WHAT YOU SHOULD DO:
Copy each of the records below line for line, changing nothing, but leave the pictures out.

LISTING:
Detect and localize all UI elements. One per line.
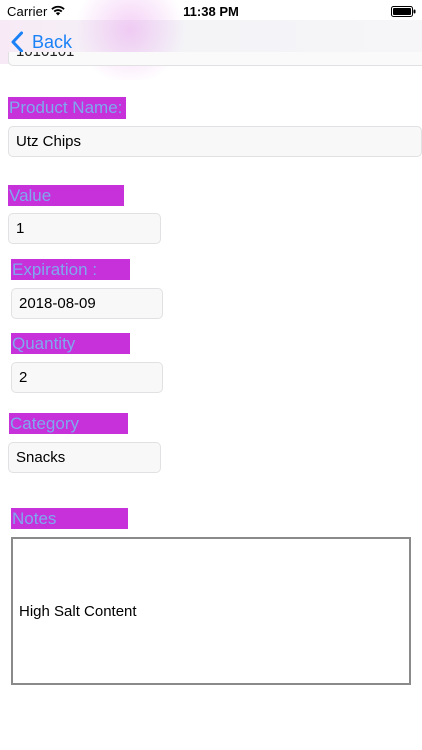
quantity-field[interactable]: 2	[11, 362, 163, 393]
value-label: Value	[8, 185, 124, 206]
category-value: Snacks	[16, 449, 66, 466]
category-field[interactable]: Snacks	[8, 442, 161, 473]
notes-textarea[interactable]: High Salt Content	[11, 537, 411, 685]
category-label: Category	[9, 413, 128, 434]
notes-value: High Salt Content	[19, 603, 137, 620]
notes-label: Notes	[11, 508, 128, 529]
product-name-value: Utz Chips	[16, 133, 82, 150]
value-label-text: Value	[9, 186, 52, 205]
battery-icon	[391, 6, 416, 17]
value-value: 1	[16, 220, 25, 237]
quantity-label: Quantity	[11, 333, 130, 354]
status-bar: Carrier 11:38 PM	[0, 0, 422, 22]
clock: 11:38 PM	[183, 4, 239, 19]
product-name-label-text: Product Name:	[9, 98, 123, 117]
product-name-label: Product Name:	[8, 97, 126, 119]
expiration-field[interactable]: 2018-08-09	[11, 288, 163, 319]
category-label-text: Category	[10, 414, 79, 433]
product-name-field[interactable]: Utz Chips	[8, 126, 422, 157]
previous-field-value: 1010101	[16, 52, 74, 60]
back-label: Back	[32, 31, 73, 52]
notes-label-text: Notes	[12, 509, 57, 528]
previous-field[interactable]: 1010101	[8, 52, 422, 66]
quantity-label-text: Quantity	[12, 334, 76, 353]
quantity-value: 2	[19, 369, 28, 386]
expiration-value: 2018-08-09	[19, 295, 96, 312]
expiration-label-text: Expiration :	[12, 260, 98, 279]
expiration-label: Expiration :	[11, 259, 130, 280]
value-field[interactable]: 1	[8, 213, 161, 244]
chevron-left-icon	[11, 31, 23, 53]
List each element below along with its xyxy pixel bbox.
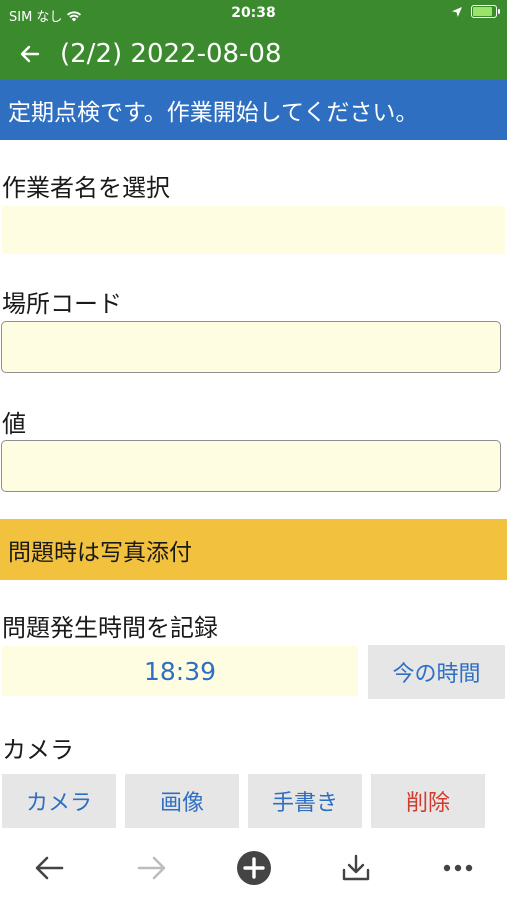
value-label: 値 [2,410,26,438]
back-button[interactable] [0,42,60,66]
status-bar: SIM なし 20:38 [0,0,507,27]
location-arrow-icon [452,6,462,17]
download-icon [342,854,370,881]
arrow-left-icon [20,45,40,62]
more-button[interactable] [438,850,478,886]
add-circle-icon [237,851,271,885]
download-button[interactable] [336,850,376,886]
now-time-button[interactable]: 今の時間 [368,645,505,699]
bottom-toolbar [0,838,507,900]
page-title: (2/2) 2022-08-08 [60,38,282,69]
worker-select[interactable] [2,206,505,254]
camera-button[interactable]: カメラ [2,774,116,828]
add-button[interactable] [234,850,274,886]
camera-label: カメラ [2,736,74,764]
location-input[interactable] [1,321,501,373]
status-time: 20:38 [231,5,276,21]
issue-time-field[interactable]: 18:39 [2,646,358,696]
issue-time-label: 問題発生時間を記録 [2,614,218,642]
value-input[interactable] [1,440,501,492]
image-button[interactable]: 画像 [125,774,239,828]
worker-label: 作業者名を選択 [2,174,170,202]
more-icon [443,864,473,872]
arrow-back-icon [35,856,64,880]
back-nav-button[interactable] [29,850,69,886]
app-bar: (2/2) 2022-08-08 [0,27,507,80]
handwriting-button[interactable]: 手書き [248,774,362,828]
arrow-forward-icon [137,856,166,880]
battery-icon [471,5,500,18]
delete-button[interactable]: 削除 [371,774,485,828]
location-label: 場所コード [2,290,122,318]
notice-banner: 定期点検です。作業開始してください。 [0,80,507,140]
forward-nav-button[interactable] [132,850,172,886]
photo-notice-banner: 問題時は写真添付 [0,519,507,580]
status-right [451,5,500,18]
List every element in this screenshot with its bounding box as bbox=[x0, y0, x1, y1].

TASK SOLUTION:
Detect and localize all UI elements. One per line.
quantity-field[interactable]: 2	[11, 362, 163, 393]
value-label: Value	[8, 185, 124, 206]
category-value: Snacks	[16, 449, 66, 466]
category-field[interactable]: Snacks	[8, 442, 161, 473]
notes-textarea[interactable]: High Salt Content	[11, 537, 411, 685]
category-label: Category	[9, 413, 128, 434]
notes-value: High Salt Content	[19, 603, 137, 620]
notes-label: Notes	[11, 508, 128, 529]
product-name-value: Utz Chips	[16, 133, 82, 150]
value-label-text: Value	[9, 186, 52, 205]
battery-icon	[391, 6, 416, 17]
value-value: 1	[16, 220, 25, 237]
quantity-label: Quantity	[11, 333, 130, 354]
status-bar: Carrier 11:38 PM	[0, 0, 422, 22]
clock: 11:38 PM	[183, 4, 239, 19]
product-name-label-text: Product Name:	[9, 98, 123, 117]
product-name-label: Product Name:	[8, 97, 126, 119]
expiration-field[interactable]: 2018-08-09	[11, 288, 163, 319]
category-label-text: Category	[10, 414, 79, 433]
product-name-field[interactable]: Utz Chips	[8, 126, 422, 157]
previous-field-value: 1010101	[16, 52, 74, 60]
back-label: Back	[32, 31, 73, 52]
notes-label-text: Notes	[12, 509, 57, 528]
previous-field[interactable]: 1010101	[8, 52, 422, 66]
quantity-label-text: Quantity	[12, 334, 76, 353]
quantity-value: 2	[19, 369, 28, 386]
expiration-value: 2018-08-09	[19, 295, 96, 312]
expiration-label-text: Expiration :	[12, 260, 98, 279]
expiration-label: Expiration :	[11, 259, 130, 280]
value-field[interactable]: 1	[8, 213, 161, 244]
chevron-left-icon	[11, 31, 23, 53]
List each element below along with its xyxy pixel bbox.
value-label: 値 [2,410,26,438]
back-button[interactable] [0,42,60,66]
status-bar: SIM なし 20:38 [0,0,507,27]
location-arrow-icon [452,6,462,17]
download-icon [342,854,370,881]
arrow-left-icon [20,45,40,62]
more-button[interactable] [438,850,478,886]
add-circle-icon [237,851,271,885]
download-button[interactable] [336,850,376,886]
now-time-button[interactable]: 今の時間 [368,645,505,699]
bottom-toolbar [0,838,507,900]
page-title: (2/2) 2022-08-08 [60,38,282,69]
worker-select[interactable] [2,206,505,254]
camera-button[interactable]: カメラ [2,774,116,828]
add-button[interactable] [234,850,274,886]
camera-label: カメラ [2,736,74,764]
location-input[interactable] [1,321,501,373]
status-time: 20:38 [231,5,276,21]
issue-time-field[interactable]: 18:39 [2,646,358,696]
issue-time-label: 問題発生時間を記録 [2,614,218,642]
value-input[interactable] [1,440,501,492]
image-button[interactable]: 画像 [125,774,239,828]
worker-label: 作業者名を選択 [2,174,170,202]
more-icon [443,864,473,872]
arrow-back-icon [35,856,64,880]
back-nav-button[interactable] [29,850,69,886]
app-bar: (2/2) 2022-08-08 [0,27,507,80]
handwriting-button[interactable]: 手書き [248,774,362,828]
arrow-forward-icon [137,856,166,880]
battery-icon [471,5,500,18]
delete-button[interactable]: 削除 [371,774,485,828]
location-label: 場所コード [2,290,122,318]
notice-banner: 定期点検です。作業開始してください。 [0,80,507,140]
forward-nav-button[interactable] [132,850,172,886]
photo-notice-banner: 問題時は写真添付 [0,519,507,580]
status-right [451,5,500,18]
List every element in this screenshot with its bounding box as bbox=[x0, y0, x1, y1].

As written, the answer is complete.